## Challenge
Reproduce all entries precisely as they are written.

## Supplied information
________

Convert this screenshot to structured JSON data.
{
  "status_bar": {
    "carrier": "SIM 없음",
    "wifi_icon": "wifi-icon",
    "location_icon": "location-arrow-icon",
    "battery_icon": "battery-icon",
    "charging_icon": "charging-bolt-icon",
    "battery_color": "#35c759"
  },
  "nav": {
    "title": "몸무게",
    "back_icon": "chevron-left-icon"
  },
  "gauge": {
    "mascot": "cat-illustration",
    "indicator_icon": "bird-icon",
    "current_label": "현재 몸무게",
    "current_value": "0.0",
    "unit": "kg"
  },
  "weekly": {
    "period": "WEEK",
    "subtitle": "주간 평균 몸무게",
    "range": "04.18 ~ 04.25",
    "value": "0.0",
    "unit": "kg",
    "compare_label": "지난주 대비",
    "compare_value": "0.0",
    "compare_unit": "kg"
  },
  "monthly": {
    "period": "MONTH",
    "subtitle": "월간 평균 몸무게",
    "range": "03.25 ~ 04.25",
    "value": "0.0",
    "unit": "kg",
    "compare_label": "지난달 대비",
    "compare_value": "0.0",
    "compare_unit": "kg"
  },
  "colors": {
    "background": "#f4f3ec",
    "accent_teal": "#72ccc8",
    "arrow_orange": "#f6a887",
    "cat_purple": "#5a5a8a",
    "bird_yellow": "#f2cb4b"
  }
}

________

## Finished exercise
Convert this screenshot to structured JSON data.
{
  "status_bar": {
    "carrier": "SIM 없음",
    "wifi_icon": "wifi-icon",
    "location_icon": "location-arrow-icon",
    "battery_icon": "battery-icon",
    "charging_icon": "charging-bolt-icon",
    "battery_color": "#35c759"
  },
  "nav": {
    "title": "몸무게",
    "back_icon": "chevron-left-icon"
  },
  "gauge": {
    "mascot": "cat-illustration",
    "indicator_icon": "bird-icon",
    "current_label": "현재 몸무게",
    "current_value": "0.0",
    "unit": "kg"
  },
  "weekly": {
    "period": "WEEK",
    "subtitle": "주간 평균 몸무게",
    "range": "04.18 ~ 04.25",
    "value": "0.0",
    "unit": "kg",
    "compare_label": "지난주 대비",
    "compare_value": "0.0",
    "compare_unit": "kg"
  },
  "monthly": {
    "period": "MONTH",
    "subtitle": "월간 평균 몸무게",
    "range": "03.25 ~ 04.25",
    "value": "0.0",
    "unit": "kg",
    "compare_label": "지난달 대비",
    "compare_value": "0.0",
    "compare_unit": "kg"
  },
  "colors": {
    "background": "#f4f3ec",
    "accent_teal": "#72ccc8",
    "arrow_orange": "#f6a887",
    "cat_purple": "#5a5a8a",
    "bird_yellow": "#f2cb4b"
  }
}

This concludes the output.